Consegna esercizio: Citi integralmente, senza alcuna modifica, il testo sul viaggio di Dickens da Milano al Passo del Sempione.

Fonte:
>>

" Alle cinque del mattino,
Milano rimase ben presto dietro a noi, e, prima che la statua
dorata, posta in cima alla guglia del Duomo si perdesse nell'azzurro
del cielo, le Alpi, presentando una meravigliosa confusione di
creste e di picchi maestosi, di nubi e di neve, troneggiavano
sul nostro cammino."
E' il racconto di C. Dickens
in partenza da Milano in una fredda giornata di fine novembre
per il viaggio di ritorno verso l'Inghilterra. Con il pensiero
immaginiamo di essere a metà Ottocento - le Impressioni
sull'Italia sono pubblicate nel 1846- e di seguire Dickens nel
suo itinerario lungo le sponde del Lago Maggiore, la Val d'Ossola
e la salita al Passo del Sempione.
Contrariamente alla maggior parte dei racconti di viaggio sul
Sempione, questo itinerario si svolge da Milano verso le Alpi
e non viceversa. L'autore racconta di essere partito da Milano
alle cinque del mattino e di aver viaggiato sino a sera per arrivare
sulle rive del Lago Maggiore, in vista delle Isole Borromee.
Alle dieci di sera, arrivata
a Domodossola, la comitiva si procurò una piccola vettura
con la quale cominciò la salita per il passo del Sempione.
Era la fine di novembre e, lungo la strada c'era la neve che
rendeva difficoltoso procedere. Confortati dal chiarore della
luna i passeggeri attraversarono le tortuose gole di Gondo in
mezzo ad un paesaggio aspro e selvaggio interrotto, di tanto
in tanto, dal rumore dei torrenti. Verso l'alba D. racconta di
essersi fermato per la colazione in una casa di legno solitaria,
ben riscaldata da una stufa. Proseguirono quindi il cammino salendo
su una slitta trainata da quattro cavalli; in tal modo, procedendo
nella neve con molta fatica riuscirono a raggiungere il Passo.

<<

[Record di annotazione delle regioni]

>>

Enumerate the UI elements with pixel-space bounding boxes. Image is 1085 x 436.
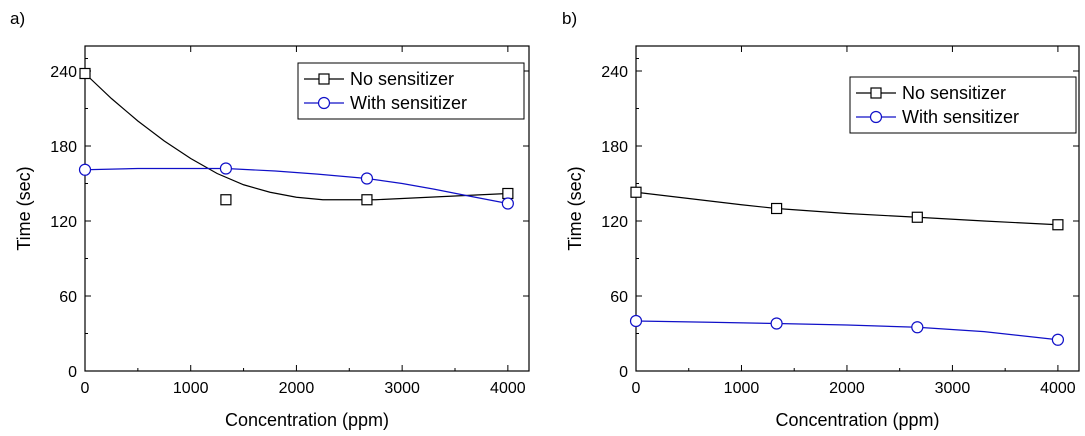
data-point	[911, 211, 923, 223]
data-point	[78, 163, 92, 176]
data-point	[770, 202, 783, 215]
legend-marker	[318, 73, 330, 85]
y-axis-label: Time (sec)	[14, 166, 34, 250]
series-line	[84, 73, 508, 201]
data-point	[361, 194, 373, 206]
plot-frame	[84, 45, 530, 372]
legend-label: With sensitizer	[350, 93, 467, 113]
legend-label: No sensitizer	[902, 83, 1006, 103]
y-tick-label: 0	[68, 364, 77, 381]
plot-frame	[635, 45, 1080, 372]
legend-label: No sensitizer	[350, 69, 454, 89]
y-tick-label: 120	[601, 214, 628, 231]
x-tick-label: 3000	[935, 380, 971, 397]
series-line	[635, 191, 1058, 226]
series-line	[635, 320, 1058, 341]
x-tick-label: 3000	[384, 380, 420, 397]
legend-box	[297, 62, 525, 120]
y-axis-label: Time (sec)	[565, 166, 585, 250]
x-tick-label: 1000	[724, 380, 760, 397]
y-tick-label: 240	[50, 64, 77, 81]
x-tick-label: 4000	[1040, 380, 1076, 397]
y-tick-label: 180	[50, 139, 77, 156]
y-tick-label: 60	[59, 289, 77, 306]
y-tick-label: 120	[50, 214, 77, 231]
legend-marker	[869, 110, 883, 124]
x-tick-label: 2000	[279, 380, 315, 397]
x-axis-label: Concentration (ppm)	[775, 410, 939, 430]
data-point	[219, 162, 233, 175]
data-point	[79, 67, 91, 80]
data-point	[630, 186, 642, 198]
data-point	[1052, 219, 1064, 231]
series-line	[84, 167, 508, 205]
legend-marker	[317, 96, 331, 110]
data-point	[220, 194, 232, 206]
x-tick-label: 4000	[490, 380, 526, 397]
x-tick-label: 0	[632, 380, 641, 397]
legend-label: With sensitizer	[902, 107, 1019, 127]
x-axis-label: Concentration (ppm)	[225, 410, 389, 430]
data-point	[770, 317, 783, 330]
data-point	[360, 172, 374, 185]
data-point	[502, 187, 514, 200]
y-tick-label: 180	[601, 139, 628, 156]
legend-marker	[870, 87, 882, 99]
x-tick-label: 0	[81, 380, 90, 397]
y-tick-label: 240	[601, 64, 628, 81]
x-tick-label: 2000	[829, 380, 865, 397]
chart-panel-b: b) 0 1000 2000 3000 4000 0 60 120 180 240 Concentra…	[562, 9, 1080, 430]
data-point	[629, 314, 643, 328]
data-point	[501, 197, 514, 210]
panel-label: a)	[10, 9, 25, 28]
y-tick-label: 0	[619, 364, 628, 381]
chart-panel-a: a) 0 1000 2000 3000 4000 0 60 120 180 240 Concentra…	[10, 9, 530, 430]
y-tick-label: 60	[610, 289, 628, 306]
legend-box	[849, 76, 1077, 134]
data-point	[911, 321, 924, 334]
x-tick-label: 1000	[173, 380, 209, 397]
data-point	[1051, 333, 1065, 346]
panel-label: b)	[562, 9, 577, 28]
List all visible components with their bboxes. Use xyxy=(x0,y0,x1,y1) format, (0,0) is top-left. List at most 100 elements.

<<

Risposta esercizio:
" Alle cinque del mattino,
Milano rimase ben presto dietro a noi, e, prima che la statua
dorata, posta in cima alla guglia del Duomo si perdesse nell'azzurro
del cielo, le Alpi, presentando una meravigliosa confusione di
creste e di picchi maestosi, di nubi e di neve, troneggiavano
sul nostro cammino."
E' il racconto di C. Dickens
in partenza da Milano in una fredda giornata di fine novembre
per il viaggio di ritorno verso l'Inghilterra. Con il pensiero
immaginiamo di essere a metà Ottocento - le Impressioni
sull'Italia sono pubblicate nel 1846- e di seguire Dickens nel
suo itinerario lungo le sponde del Lago Maggiore, la Val d'Ossola
e la salita al Passo del Sempione.
Contrariamente alla maggior parte dei racconti di viaggio sul
Sempione, questo itinerario si svolge da Milano verso le Alpi
e non viceversa. L'autore racconta di essere partito da Milano
alle cinque del mattino e di aver viaggiato sino a sera per arrivare
sulle rive del Lago Maggiore, in vista delle Isole Borromee.
Alle dieci di sera, arrivata
a Domodossola, la comitiva si procurò una piccola vettura
con la quale cominciò la salita per il passo del Sempione.
Era la fine di novembre e, lungo la strada c'era la neve che
rendeva difficoltoso procedere. Confortati dal chiarore della
luna i passeggeri attraversarono le tortuose gole di Gondo in
mezzo ad un paesaggio aspro e selvaggio interrotto, di tanto
in tanto, dal rumore dei torrenti. Verso l'alba D. racconta di
essersi fermato per la colazione in una casa di legno solitaria,
ben riscaldata da una stufa. Proseguirono quindi il cammino salendo
su una slitta trainata da quattro cavalli; in tal modo, procedendo
nella neve con molta fatica riuscirono a raggiungere il Passo.